GIVEN ENTRIES:
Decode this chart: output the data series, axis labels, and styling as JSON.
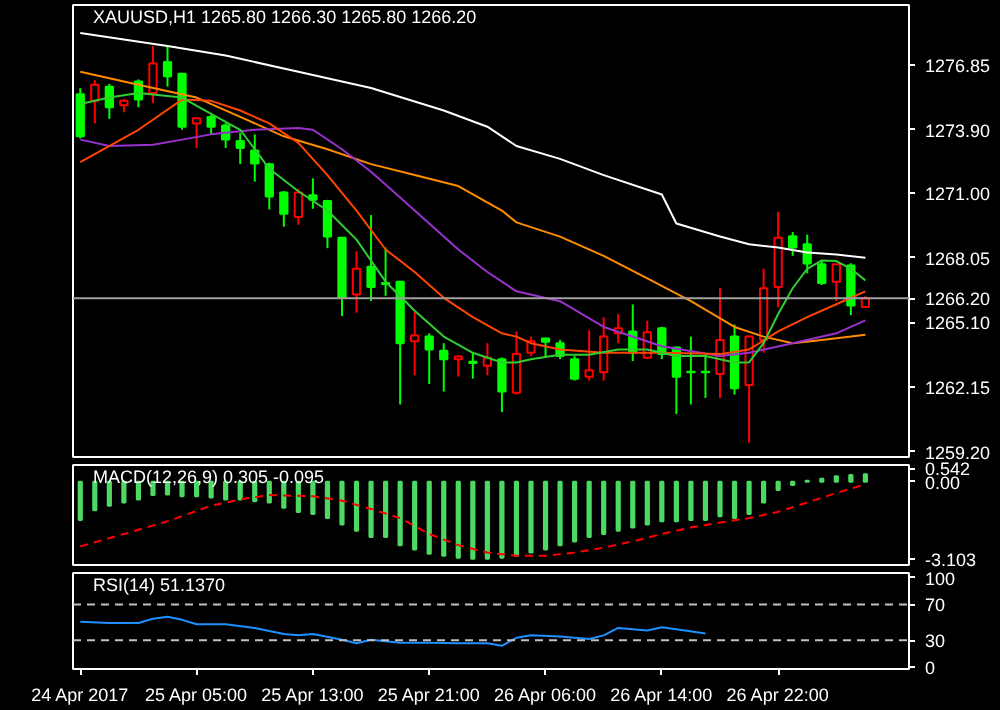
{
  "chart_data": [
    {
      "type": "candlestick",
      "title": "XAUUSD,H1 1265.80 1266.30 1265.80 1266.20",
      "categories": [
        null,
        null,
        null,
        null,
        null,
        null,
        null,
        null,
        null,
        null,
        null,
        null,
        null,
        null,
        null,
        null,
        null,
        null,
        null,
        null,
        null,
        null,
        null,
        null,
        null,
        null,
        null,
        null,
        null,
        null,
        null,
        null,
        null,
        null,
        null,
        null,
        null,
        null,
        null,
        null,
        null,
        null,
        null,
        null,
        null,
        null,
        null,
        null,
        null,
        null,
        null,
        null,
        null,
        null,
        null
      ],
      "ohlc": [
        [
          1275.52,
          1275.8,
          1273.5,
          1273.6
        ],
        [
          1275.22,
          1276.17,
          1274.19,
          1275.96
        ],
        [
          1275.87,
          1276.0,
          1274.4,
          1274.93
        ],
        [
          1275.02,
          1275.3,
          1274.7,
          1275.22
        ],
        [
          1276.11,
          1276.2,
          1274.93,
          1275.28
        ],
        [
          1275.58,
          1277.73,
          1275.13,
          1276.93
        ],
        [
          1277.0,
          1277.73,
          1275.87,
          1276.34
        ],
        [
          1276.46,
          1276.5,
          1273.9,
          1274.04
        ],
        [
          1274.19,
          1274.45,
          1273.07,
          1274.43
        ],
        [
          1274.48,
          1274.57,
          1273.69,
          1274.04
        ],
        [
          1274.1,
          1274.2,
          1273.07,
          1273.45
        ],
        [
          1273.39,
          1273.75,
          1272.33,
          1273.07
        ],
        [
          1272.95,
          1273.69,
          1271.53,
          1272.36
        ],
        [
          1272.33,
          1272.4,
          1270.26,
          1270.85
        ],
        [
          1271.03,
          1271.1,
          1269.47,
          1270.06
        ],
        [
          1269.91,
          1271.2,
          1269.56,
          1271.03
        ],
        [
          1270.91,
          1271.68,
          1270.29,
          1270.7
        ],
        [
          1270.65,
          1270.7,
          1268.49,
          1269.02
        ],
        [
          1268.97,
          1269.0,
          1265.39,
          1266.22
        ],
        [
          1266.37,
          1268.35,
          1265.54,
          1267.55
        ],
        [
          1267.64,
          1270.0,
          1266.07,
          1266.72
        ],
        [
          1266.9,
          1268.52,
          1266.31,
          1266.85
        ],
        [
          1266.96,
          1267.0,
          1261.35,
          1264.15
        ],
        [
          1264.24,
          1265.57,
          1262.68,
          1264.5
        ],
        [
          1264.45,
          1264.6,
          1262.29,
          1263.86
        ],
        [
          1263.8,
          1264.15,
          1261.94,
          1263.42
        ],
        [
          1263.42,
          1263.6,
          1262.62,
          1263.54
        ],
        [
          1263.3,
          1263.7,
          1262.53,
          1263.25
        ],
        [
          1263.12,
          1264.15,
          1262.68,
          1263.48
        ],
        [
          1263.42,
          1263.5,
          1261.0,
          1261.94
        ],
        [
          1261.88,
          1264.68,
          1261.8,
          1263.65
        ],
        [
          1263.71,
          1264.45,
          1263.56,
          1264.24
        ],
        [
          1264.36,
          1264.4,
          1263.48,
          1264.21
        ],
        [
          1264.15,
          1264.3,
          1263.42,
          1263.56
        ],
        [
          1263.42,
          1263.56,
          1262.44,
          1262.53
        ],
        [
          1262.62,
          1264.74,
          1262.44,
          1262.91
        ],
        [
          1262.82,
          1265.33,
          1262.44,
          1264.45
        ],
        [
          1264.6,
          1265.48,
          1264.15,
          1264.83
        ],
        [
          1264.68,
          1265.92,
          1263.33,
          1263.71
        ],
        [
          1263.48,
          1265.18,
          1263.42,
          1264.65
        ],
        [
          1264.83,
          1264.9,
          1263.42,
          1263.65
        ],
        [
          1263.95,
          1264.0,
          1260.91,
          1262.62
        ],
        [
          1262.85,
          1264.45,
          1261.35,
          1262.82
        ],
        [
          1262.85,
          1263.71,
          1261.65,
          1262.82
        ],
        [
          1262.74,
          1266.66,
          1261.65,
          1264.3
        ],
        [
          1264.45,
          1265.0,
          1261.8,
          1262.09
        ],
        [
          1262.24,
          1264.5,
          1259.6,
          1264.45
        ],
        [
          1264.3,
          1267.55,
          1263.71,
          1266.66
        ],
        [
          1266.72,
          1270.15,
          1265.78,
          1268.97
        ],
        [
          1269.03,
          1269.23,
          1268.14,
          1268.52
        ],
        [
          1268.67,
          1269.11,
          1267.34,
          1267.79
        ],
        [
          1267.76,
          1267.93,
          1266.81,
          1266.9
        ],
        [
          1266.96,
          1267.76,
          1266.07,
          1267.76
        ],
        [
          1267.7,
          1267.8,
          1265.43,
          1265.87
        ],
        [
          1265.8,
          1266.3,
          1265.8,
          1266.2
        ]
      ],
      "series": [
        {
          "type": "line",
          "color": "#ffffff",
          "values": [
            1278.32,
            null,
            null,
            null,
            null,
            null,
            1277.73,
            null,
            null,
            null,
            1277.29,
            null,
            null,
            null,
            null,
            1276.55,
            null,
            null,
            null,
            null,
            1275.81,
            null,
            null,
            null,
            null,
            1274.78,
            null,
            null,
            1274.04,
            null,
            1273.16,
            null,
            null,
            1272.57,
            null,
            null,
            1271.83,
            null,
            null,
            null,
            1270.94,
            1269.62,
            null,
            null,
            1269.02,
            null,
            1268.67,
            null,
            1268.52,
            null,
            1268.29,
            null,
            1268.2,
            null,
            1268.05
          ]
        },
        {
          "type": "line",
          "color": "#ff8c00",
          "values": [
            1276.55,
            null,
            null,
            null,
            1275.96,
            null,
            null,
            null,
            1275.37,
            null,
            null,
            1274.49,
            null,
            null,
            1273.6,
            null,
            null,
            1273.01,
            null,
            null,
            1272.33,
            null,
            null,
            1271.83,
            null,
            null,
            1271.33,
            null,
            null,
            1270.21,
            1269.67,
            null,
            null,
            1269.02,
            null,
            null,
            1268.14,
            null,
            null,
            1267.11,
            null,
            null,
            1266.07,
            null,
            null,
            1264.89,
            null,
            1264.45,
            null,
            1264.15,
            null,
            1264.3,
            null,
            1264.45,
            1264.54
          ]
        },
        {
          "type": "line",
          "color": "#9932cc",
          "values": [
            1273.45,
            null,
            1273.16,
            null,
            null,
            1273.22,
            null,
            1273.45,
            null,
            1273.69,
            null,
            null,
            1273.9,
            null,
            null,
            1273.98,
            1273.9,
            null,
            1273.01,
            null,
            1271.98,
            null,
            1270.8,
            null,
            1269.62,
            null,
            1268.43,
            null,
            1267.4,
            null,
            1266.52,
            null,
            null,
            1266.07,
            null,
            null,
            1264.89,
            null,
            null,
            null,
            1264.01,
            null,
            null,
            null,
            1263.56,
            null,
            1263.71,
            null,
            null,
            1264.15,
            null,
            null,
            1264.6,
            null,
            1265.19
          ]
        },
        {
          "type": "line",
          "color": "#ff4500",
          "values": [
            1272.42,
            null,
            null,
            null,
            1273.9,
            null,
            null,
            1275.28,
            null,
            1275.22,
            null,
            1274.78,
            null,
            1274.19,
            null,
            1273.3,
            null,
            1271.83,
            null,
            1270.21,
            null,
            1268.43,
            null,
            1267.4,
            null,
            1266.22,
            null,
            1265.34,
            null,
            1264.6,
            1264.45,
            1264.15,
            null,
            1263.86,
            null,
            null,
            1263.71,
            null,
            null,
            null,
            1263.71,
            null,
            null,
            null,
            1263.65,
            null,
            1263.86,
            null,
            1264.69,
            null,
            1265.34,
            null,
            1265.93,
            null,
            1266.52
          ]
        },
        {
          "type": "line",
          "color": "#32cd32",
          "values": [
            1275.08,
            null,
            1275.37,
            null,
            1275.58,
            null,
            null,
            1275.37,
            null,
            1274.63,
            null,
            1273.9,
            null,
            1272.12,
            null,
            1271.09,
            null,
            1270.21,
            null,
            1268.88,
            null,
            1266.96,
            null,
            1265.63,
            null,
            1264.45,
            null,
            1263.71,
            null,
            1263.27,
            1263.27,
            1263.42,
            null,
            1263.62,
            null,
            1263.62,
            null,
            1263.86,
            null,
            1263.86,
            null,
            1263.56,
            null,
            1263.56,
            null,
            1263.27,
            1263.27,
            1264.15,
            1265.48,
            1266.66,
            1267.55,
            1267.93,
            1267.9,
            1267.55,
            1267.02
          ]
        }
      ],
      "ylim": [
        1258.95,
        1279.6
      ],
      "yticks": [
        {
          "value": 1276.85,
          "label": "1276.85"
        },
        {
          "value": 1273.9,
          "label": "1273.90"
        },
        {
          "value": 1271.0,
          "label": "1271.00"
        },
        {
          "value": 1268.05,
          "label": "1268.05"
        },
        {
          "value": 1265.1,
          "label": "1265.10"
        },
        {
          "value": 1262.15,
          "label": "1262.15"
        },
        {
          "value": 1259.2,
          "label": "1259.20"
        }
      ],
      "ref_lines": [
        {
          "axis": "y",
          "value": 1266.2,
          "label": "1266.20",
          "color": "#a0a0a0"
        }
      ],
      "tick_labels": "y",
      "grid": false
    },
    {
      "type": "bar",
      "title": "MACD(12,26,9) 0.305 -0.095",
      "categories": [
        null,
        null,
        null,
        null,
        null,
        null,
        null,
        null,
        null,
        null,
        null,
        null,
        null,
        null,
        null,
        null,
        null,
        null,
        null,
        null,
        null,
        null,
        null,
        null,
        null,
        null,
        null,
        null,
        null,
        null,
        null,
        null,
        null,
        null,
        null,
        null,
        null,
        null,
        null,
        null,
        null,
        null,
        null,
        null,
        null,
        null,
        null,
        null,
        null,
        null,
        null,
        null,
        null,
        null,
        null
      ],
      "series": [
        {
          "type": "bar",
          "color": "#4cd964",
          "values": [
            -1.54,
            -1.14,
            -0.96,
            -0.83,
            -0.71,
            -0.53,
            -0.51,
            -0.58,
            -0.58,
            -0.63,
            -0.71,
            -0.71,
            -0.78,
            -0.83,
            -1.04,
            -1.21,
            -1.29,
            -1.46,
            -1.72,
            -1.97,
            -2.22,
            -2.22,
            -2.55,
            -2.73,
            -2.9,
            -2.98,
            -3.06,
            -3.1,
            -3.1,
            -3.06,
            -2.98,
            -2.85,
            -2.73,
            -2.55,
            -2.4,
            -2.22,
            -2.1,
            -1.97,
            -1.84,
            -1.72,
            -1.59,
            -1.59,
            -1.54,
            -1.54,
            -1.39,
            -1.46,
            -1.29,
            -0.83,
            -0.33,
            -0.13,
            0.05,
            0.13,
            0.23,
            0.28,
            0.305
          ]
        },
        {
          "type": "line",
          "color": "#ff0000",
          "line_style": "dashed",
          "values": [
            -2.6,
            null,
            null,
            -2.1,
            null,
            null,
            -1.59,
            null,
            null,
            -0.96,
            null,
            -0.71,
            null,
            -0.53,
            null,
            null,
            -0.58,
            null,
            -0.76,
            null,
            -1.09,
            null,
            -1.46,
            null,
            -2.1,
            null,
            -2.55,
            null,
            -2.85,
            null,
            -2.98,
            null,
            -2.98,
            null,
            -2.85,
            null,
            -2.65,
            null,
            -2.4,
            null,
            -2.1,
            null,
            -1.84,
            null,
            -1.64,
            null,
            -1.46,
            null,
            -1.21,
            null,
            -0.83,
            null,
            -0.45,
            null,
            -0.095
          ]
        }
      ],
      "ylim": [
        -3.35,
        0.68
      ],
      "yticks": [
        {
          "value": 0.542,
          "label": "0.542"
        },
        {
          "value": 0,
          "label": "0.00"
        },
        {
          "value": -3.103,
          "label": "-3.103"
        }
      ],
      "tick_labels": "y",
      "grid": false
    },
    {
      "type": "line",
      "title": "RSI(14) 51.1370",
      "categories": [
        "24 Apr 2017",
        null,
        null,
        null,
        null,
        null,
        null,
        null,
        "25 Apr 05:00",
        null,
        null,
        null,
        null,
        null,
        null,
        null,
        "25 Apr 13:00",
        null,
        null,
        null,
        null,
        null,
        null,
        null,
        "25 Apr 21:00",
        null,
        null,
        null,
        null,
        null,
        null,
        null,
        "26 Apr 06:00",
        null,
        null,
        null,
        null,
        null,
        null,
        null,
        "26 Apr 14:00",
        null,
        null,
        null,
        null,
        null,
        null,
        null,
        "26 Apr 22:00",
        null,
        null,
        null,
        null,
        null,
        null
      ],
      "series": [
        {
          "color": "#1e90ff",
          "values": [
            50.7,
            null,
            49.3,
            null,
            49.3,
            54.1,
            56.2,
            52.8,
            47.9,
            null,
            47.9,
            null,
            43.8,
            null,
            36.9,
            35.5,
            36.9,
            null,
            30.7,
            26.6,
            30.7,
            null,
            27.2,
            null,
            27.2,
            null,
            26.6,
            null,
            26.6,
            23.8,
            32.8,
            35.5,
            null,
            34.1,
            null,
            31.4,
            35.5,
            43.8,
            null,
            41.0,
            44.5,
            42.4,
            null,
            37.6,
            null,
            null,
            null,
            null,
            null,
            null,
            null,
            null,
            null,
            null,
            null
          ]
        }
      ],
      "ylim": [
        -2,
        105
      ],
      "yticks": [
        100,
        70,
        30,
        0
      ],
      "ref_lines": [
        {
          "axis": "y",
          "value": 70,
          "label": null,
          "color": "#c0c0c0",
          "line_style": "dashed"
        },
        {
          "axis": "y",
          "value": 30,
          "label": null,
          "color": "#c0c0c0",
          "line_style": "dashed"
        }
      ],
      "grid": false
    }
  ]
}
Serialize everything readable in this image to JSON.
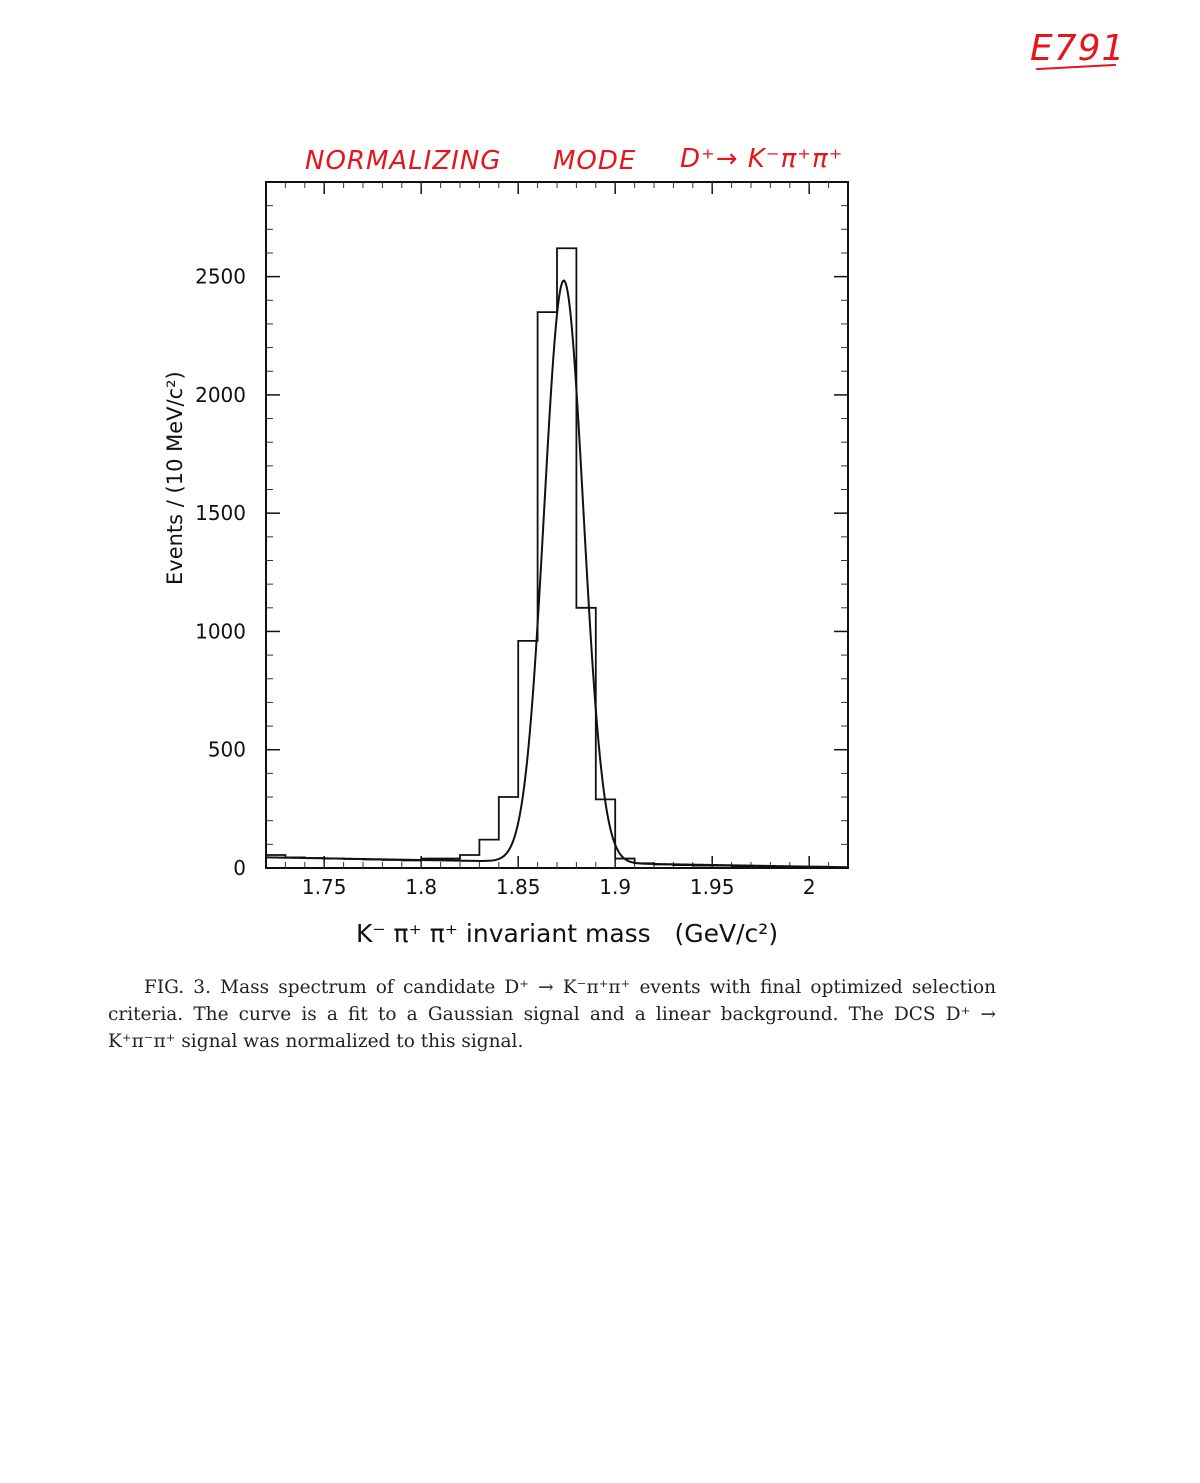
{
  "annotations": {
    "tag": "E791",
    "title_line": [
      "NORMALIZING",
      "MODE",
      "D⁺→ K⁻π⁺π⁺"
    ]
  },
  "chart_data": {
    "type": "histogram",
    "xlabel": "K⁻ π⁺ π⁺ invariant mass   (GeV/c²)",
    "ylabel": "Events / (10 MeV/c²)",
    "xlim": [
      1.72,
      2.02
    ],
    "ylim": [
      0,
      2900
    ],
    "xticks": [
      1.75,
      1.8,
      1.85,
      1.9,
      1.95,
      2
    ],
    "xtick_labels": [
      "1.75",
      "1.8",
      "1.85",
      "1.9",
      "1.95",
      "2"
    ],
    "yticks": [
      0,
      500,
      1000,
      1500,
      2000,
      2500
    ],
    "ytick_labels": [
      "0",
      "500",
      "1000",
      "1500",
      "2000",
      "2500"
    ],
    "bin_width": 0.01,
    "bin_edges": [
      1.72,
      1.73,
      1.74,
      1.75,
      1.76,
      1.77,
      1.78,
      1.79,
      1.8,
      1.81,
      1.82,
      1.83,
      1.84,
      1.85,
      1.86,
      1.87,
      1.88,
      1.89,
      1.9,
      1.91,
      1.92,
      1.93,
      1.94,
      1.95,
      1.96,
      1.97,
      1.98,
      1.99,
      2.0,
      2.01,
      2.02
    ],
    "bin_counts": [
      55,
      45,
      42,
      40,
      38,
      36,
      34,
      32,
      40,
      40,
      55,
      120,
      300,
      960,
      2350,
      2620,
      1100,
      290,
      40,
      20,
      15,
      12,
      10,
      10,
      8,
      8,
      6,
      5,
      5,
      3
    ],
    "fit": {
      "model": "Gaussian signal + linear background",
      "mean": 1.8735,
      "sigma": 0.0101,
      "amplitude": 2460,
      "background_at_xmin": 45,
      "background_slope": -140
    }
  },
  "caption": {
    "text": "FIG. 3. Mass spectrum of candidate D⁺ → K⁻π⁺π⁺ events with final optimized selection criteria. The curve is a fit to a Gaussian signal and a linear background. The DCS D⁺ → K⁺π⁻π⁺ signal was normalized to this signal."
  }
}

EXERCISE PROMPT:
Copy out every line that includes the word "linear".

EXPECTED ANSWER:
      "model": "Gaussian signal + linear background",
    "text": "FIG. 3. Mass spectrum of candidate D⁺ → K⁻π⁺π⁺ events with final optimized selection criteria. The curve is a fit to a Gaussian signal and a linear background. The DCS D⁺ → K⁺π⁻π⁺ signal was normalized to this signal."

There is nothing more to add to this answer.